►
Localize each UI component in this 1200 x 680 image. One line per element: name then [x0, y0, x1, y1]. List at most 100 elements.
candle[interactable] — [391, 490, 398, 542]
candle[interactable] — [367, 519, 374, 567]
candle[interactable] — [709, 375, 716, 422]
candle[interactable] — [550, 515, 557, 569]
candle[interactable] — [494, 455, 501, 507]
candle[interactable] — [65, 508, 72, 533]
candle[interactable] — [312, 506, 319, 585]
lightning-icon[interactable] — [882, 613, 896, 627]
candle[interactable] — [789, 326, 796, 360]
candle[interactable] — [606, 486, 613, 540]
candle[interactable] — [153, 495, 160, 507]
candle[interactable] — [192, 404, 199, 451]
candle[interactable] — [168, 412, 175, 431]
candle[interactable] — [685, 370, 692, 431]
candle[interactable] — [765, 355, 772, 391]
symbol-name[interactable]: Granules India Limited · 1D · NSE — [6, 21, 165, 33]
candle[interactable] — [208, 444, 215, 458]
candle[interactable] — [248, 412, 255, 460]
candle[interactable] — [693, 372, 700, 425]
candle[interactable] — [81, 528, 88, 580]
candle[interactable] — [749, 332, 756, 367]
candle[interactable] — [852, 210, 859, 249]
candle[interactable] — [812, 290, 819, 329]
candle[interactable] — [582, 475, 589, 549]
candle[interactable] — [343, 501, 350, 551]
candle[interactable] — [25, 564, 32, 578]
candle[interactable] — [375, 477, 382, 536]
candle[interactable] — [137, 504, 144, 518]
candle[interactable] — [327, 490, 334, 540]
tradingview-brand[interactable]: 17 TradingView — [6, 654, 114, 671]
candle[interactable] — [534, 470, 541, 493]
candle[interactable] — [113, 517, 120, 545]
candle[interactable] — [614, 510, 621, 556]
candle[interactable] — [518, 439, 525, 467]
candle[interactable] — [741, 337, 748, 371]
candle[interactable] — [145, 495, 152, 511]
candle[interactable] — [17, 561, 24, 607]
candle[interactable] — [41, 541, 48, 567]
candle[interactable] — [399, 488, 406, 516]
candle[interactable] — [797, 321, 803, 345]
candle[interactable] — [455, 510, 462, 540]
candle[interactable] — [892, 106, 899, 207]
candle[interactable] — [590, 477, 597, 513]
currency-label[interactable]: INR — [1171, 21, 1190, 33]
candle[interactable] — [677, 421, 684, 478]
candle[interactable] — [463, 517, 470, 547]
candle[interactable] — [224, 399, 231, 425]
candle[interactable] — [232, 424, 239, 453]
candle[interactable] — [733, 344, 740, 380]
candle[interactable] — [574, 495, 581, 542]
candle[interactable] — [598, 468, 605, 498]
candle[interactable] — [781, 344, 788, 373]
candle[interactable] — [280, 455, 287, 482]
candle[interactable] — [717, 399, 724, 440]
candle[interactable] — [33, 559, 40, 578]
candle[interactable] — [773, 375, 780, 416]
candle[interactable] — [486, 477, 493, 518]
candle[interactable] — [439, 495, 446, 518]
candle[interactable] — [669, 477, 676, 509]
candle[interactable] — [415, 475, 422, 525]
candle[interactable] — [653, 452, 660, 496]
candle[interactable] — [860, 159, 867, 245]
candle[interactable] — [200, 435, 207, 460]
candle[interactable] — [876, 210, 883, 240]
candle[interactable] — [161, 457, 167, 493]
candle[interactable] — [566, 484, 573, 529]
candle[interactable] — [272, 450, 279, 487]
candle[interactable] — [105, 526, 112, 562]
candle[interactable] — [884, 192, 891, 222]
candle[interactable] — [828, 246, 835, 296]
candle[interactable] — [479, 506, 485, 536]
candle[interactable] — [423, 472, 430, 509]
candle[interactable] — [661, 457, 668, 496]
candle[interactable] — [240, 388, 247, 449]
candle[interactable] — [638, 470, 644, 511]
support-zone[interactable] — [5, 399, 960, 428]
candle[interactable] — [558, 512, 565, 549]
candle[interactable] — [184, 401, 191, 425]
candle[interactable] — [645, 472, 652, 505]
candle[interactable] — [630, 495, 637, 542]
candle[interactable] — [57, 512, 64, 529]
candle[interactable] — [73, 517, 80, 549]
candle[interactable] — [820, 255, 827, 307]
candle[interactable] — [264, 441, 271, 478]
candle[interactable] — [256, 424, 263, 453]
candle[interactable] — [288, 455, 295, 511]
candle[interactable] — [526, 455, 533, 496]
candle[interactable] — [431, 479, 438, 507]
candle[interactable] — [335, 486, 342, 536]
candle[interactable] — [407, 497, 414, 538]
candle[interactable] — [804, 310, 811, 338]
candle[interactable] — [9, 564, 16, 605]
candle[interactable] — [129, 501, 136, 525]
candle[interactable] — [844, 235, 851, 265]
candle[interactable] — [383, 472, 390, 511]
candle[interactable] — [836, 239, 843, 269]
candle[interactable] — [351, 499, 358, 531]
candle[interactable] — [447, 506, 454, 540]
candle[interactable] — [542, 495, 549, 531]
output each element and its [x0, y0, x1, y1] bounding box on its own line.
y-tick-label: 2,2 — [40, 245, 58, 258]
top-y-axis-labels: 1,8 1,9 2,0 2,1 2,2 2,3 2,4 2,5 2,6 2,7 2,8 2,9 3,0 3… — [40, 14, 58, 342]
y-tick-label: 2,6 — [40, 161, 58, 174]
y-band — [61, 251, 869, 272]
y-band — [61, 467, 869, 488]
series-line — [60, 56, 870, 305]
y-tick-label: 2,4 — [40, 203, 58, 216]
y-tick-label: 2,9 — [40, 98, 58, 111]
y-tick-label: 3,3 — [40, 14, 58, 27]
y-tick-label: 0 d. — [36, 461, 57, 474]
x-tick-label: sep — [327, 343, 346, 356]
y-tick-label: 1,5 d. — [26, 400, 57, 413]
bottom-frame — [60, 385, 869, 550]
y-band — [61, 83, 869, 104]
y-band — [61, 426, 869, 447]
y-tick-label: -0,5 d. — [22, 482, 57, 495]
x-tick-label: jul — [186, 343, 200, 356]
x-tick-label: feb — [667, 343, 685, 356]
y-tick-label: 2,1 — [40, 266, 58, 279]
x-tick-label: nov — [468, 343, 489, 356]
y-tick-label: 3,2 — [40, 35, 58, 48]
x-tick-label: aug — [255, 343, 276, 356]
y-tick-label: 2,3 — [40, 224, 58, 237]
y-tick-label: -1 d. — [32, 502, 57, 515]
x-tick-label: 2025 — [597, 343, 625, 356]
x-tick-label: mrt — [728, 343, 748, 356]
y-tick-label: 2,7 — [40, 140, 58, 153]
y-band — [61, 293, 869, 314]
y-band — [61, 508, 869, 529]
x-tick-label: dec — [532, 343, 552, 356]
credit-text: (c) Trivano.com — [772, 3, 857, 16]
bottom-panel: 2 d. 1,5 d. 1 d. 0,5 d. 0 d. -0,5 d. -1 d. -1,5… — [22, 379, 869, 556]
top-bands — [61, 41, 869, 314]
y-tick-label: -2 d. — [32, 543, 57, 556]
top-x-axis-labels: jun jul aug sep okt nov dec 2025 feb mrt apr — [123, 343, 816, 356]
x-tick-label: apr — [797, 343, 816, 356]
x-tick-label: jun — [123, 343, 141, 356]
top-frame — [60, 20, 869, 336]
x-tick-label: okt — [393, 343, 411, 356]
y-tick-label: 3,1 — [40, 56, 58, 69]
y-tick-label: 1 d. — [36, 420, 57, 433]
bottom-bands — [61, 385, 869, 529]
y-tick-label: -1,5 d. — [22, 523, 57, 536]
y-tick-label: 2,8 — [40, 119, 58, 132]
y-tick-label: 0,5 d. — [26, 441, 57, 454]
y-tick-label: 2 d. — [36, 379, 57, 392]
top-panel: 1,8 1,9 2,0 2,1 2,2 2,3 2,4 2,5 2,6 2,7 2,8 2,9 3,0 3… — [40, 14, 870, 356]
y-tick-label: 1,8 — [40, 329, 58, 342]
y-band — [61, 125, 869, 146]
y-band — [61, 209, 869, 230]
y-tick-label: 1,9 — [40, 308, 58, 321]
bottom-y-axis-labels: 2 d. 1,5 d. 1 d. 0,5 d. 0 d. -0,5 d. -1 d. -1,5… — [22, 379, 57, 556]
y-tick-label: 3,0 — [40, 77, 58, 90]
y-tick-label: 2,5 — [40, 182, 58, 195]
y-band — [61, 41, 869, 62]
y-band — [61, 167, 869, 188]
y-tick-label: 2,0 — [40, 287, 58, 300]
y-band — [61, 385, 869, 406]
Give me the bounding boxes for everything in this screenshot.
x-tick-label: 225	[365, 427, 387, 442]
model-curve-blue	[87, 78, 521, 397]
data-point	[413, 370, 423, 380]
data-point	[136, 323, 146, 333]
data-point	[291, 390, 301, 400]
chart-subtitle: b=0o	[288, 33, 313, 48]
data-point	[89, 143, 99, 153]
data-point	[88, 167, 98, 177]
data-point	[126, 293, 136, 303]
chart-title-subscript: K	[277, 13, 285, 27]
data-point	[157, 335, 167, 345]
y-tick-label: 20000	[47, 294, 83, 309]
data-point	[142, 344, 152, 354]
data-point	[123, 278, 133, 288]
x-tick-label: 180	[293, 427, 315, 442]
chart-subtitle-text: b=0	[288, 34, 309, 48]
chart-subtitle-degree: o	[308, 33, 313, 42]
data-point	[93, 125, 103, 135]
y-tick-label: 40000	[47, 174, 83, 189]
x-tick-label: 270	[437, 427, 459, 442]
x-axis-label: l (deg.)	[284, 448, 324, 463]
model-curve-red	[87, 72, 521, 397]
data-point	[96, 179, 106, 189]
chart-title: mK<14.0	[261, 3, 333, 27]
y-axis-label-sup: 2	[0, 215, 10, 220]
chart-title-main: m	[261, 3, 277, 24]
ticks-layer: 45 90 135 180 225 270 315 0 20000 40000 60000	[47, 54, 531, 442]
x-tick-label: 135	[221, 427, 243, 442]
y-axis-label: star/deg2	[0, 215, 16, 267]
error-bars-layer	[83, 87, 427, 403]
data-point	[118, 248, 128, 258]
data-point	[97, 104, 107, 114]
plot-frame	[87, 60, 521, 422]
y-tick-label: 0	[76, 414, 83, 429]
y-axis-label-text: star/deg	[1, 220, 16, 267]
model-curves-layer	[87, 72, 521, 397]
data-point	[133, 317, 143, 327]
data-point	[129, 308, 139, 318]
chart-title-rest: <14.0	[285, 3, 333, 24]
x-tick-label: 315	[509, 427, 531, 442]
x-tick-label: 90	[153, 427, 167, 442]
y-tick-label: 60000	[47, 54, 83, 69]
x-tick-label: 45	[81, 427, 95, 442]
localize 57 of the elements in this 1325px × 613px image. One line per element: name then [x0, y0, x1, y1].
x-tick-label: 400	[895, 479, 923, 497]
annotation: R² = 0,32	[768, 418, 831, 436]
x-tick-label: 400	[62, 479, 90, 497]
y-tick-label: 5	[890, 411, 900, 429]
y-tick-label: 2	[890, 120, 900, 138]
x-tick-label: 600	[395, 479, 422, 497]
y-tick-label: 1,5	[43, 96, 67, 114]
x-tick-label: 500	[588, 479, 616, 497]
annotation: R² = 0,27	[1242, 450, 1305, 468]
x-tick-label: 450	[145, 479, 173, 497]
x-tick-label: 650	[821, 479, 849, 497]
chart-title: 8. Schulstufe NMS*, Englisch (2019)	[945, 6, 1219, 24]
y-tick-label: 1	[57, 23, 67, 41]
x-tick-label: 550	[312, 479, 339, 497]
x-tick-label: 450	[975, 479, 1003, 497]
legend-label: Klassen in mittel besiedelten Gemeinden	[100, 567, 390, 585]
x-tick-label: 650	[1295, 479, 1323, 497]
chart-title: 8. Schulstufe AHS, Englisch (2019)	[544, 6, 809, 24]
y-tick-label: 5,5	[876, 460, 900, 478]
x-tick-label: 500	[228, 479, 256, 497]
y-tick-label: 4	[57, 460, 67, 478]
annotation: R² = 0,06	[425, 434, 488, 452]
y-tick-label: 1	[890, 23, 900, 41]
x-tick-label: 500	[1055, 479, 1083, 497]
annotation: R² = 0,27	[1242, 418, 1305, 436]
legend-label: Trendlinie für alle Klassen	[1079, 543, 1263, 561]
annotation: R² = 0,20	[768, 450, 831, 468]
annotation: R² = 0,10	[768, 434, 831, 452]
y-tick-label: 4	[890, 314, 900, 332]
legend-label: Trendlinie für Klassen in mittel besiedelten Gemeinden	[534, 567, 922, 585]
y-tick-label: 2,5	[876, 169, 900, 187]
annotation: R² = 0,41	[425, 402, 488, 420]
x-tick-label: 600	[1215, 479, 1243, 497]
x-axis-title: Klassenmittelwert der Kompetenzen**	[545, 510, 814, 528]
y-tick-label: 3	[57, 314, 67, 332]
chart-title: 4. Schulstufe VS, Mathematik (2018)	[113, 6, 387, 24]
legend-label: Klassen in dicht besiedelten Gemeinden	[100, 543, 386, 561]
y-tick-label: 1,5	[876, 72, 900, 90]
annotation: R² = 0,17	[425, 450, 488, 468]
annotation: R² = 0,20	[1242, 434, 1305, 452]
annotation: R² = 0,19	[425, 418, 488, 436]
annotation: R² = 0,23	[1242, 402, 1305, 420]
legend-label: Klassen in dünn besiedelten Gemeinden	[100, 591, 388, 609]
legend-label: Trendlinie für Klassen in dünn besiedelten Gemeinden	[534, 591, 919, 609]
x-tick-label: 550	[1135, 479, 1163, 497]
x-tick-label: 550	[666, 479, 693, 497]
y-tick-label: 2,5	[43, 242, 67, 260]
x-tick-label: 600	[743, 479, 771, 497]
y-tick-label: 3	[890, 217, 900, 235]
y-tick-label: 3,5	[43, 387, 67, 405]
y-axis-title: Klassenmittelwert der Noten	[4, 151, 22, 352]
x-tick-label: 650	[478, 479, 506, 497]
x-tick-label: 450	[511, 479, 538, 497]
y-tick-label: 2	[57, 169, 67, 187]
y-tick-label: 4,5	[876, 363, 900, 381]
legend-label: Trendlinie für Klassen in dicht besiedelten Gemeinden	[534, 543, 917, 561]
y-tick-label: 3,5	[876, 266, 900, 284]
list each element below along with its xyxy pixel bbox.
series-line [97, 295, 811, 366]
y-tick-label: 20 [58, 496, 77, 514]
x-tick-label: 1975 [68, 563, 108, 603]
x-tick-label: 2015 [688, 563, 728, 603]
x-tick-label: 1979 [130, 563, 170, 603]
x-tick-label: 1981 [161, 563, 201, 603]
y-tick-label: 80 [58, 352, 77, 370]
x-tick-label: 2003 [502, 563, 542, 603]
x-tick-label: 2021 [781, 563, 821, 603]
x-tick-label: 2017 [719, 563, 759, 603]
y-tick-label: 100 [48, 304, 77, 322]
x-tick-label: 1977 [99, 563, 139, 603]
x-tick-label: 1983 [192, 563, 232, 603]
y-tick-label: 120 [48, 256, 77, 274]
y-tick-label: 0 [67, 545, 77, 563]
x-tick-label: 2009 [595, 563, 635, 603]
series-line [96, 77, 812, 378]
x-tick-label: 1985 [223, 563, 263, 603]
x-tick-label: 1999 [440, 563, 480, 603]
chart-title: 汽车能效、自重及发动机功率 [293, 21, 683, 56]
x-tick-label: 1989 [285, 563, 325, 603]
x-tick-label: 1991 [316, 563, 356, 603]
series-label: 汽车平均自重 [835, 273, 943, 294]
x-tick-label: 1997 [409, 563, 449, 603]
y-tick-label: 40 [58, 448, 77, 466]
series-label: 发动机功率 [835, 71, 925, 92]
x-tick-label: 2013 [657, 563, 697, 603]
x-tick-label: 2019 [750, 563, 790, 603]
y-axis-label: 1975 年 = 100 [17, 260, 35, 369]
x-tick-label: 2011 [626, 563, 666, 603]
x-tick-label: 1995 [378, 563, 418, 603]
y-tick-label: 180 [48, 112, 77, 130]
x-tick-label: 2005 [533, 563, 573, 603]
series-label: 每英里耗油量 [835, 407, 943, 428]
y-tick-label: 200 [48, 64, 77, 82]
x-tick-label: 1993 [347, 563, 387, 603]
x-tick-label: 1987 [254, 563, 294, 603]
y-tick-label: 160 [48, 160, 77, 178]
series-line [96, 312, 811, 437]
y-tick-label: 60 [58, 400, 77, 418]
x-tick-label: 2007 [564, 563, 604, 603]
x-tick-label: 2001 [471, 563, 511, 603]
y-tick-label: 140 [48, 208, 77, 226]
◄
=== Job ===
Can you reproduce the items word for word, from the first line through the line containing "candle[interactable] — [65, 508, 72, 533]", with both ends included?

=== Complete output ===
Localize each UI component in this 1200 x 680 image. One line per element: name then [x0, y0, x1, y1]. List at most 100 elements.
candle[interactable] — [391, 490, 398, 542]
candle[interactable] — [367, 519, 374, 567]
candle[interactable] — [709, 375, 716, 422]
candle[interactable] — [550, 515, 557, 569]
candle[interactable] — [494, 455, 501, 507]
candle[interactable] — [65, 508, 72, 533]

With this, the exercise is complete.